**What the exercise asks**. Could you give the data below again, exactly and completely?

(Figure record extracts)
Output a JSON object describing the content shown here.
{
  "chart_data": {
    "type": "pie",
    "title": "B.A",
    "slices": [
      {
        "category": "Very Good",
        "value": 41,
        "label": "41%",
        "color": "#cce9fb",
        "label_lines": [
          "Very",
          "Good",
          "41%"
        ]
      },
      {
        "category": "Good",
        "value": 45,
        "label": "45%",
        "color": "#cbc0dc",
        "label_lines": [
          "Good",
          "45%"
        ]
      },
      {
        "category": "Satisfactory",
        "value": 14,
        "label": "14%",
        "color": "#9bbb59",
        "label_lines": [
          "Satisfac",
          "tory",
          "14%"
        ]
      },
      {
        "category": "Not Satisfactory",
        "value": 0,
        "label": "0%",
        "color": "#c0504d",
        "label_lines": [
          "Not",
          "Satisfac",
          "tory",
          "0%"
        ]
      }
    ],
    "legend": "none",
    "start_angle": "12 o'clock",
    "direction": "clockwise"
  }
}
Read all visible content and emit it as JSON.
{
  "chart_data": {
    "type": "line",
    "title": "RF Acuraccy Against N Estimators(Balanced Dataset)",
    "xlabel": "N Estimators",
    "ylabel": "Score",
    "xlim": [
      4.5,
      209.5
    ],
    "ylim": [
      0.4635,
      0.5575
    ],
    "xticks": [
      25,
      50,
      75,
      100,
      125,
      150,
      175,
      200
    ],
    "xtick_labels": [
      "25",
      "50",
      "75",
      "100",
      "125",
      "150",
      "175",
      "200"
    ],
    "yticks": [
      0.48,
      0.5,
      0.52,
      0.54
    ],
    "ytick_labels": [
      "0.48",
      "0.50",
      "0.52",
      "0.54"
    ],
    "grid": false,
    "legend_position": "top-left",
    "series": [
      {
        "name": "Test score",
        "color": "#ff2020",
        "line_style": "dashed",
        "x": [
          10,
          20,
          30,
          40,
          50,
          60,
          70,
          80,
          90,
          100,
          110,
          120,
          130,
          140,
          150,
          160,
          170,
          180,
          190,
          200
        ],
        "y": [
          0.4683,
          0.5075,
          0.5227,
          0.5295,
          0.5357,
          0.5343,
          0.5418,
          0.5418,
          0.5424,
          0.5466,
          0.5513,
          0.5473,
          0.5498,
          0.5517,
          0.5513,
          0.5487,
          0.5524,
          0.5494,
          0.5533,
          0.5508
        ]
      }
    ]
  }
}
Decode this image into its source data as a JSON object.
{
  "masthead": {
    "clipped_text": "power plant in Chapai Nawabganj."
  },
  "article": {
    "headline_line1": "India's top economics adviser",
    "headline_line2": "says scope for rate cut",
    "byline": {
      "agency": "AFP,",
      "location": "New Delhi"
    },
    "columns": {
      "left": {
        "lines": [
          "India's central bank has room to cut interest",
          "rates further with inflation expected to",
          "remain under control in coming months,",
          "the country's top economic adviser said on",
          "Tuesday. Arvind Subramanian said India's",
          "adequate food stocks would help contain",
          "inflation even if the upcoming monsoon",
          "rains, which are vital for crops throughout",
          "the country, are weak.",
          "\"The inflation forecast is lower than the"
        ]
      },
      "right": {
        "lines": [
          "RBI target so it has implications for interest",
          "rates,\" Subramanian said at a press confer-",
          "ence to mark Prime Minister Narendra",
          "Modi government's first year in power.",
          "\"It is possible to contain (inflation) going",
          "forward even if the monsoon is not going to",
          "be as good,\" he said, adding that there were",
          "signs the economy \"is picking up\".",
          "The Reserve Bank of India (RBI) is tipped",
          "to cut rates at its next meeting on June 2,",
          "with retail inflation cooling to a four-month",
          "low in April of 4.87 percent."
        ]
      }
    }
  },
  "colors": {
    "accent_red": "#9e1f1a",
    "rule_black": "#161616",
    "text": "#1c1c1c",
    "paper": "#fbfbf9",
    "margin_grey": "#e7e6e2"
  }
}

**Solution for this problem**.
Output a JSON object describing the content shown here.
{
  "chart_data": {
    "type": "pie",
    "title": "B.A",
    "slices": [
      {
        "category": "Very Good",
        "value": 41,
        "label": "41%",
        "color": "#cce9fb",
        "label_lines": [
          "Very",
          "Good",
          "41%"
        ]
      },
      {
        "category": "Good",
        "value": 45,
        "label": "45%",
        "color": "#cbc0dc",
        "label_lines": [
          "Good",
          "45%"
        ]
      },
      {
        "category": "Satisfactory",
        "value": 14,
        "label": "14%",
        "color": "#9bbb59",
        "label_lines": [
          "Satisfac",
          "tory",
          "14%"
        ]
      },
      {
        "category": "Not Satisfactory",
        "value": 0,
        "label": "0%",
        "color": "#c0504d",
        "label_lines": [
          "Not",
          "Satisfac",
          "tory",
          "0%"
        ]
      }
    ],
    "legend": "none",
    "start_angle": "12 o'clock",
    "direction": "clockwise"
  }
}
Read all visible content and emit it as JSON.
{
  "chart_data": {
    "type": "line",
    "title": "RF Acuraccy Against N Estimators(Balanced Dataset)",
    "xlabel": "N Estimators",
    "ylabel": "Score",
    "xlim": [
      4.5,
      209.5
    ],
    "ylim": [
      0.4635,
      0.5575
    ],
    "xticks": [
      25,
      50,
      75,
      100,
      125,
      150,
      175,
      200
    ],
    "xtick_labels": [
      "25",
      "50",
      "75",
      "100",
      "125",
      "150",
      "175",
      "200"
    ],
    "yticks": [
      0.48,
      0.5,
      0.52,
      0.54
    ],
    "ytick_labels": [
      "0.48",
      "0.50",
      "0.52",
      "0.54"
    ],
    "grid": false,
    "legend_position": "top-left",
    "series": [
      {
        "name": "Test score",
        "color": "#ff2020",
        "line_style": "dashed",
        "x": [
          10,
          20,
          30,
          40,
          50,
          60,
          70,
          80,
          90,
          100,
          110,
          120,
          130,
          140,
          150,
          160,
          170,
          180,
          190,
          200
        ],
        "y": [
          0.4683,
          0.5075,
          0.5227,
          0.5295,
          0.5357,
          0.5343,
          0.5418,
          0.5418,
          0.5424,
          0.5466,
          0.5513,
          0.5473,
          0.5498,
          0.5517,
          0.5513,
          0.5487,
          0.5524,
          0.5494,
          0.5533,
          0.5508
        ]
      }
    ]
  }
}
Decode this image into its source data as a JSON object.
{
  "masthead": {
    "clipped_text": "power plant in Chapai Nawabganj."
  },
  "article": {
    "headline_line1": "India's top economics adviser",
    "headline_line2": "says scope for rate cut",
    "byline": {
      "agency": "AFP,",
      "location": "New Delhi"
    },
    "columns": {
      "left": {
        "lines": [
          "India's central bank has room to cut interest",
          "rates further with inflation expected to",
          "remain under control in coming months,",
          "the country's top economic adviser said on",
          "Tuesday. Arvind Subramanian said India's",
          "adequate food stocks would help contain",
          "inflation even if the upcoming monsoon",
          "rains, which are vital for crops throughout",
          "the country, are weak.",
          "\"The inflation forecast is lower than the"
        ]
      },
      "right": {
        "lines": [
          "RBI target so it has implications for interest",
          "rates,\" Subramanian said at a press confer-",
          "ence to mark Prime Minister Narendra",
          "Modi government's first year in power.",
          "\"It is possible to contain (inflation) going",
          "forward even if the monsoon is not going to",
          "be as good,\" he said, adding that there were",
          "signs the economy \"is picking up\".",
          "The Reserve Bank of India (RBI) is tipped",
          "to cut rates at its next meeting on June 2,",
          "with retail inflation cooling to a four-month",
          "low in April of 4.87 percent."
        ]
      }
    }
  },
  "colors": {
    "accent_red": "#9e1f1a",
    "rule_black": "#161616",
    "text": "#1c1c1c",
    "paper": "#fbfbf9",
    "margin_grey": "#e7e6e2"
  }
}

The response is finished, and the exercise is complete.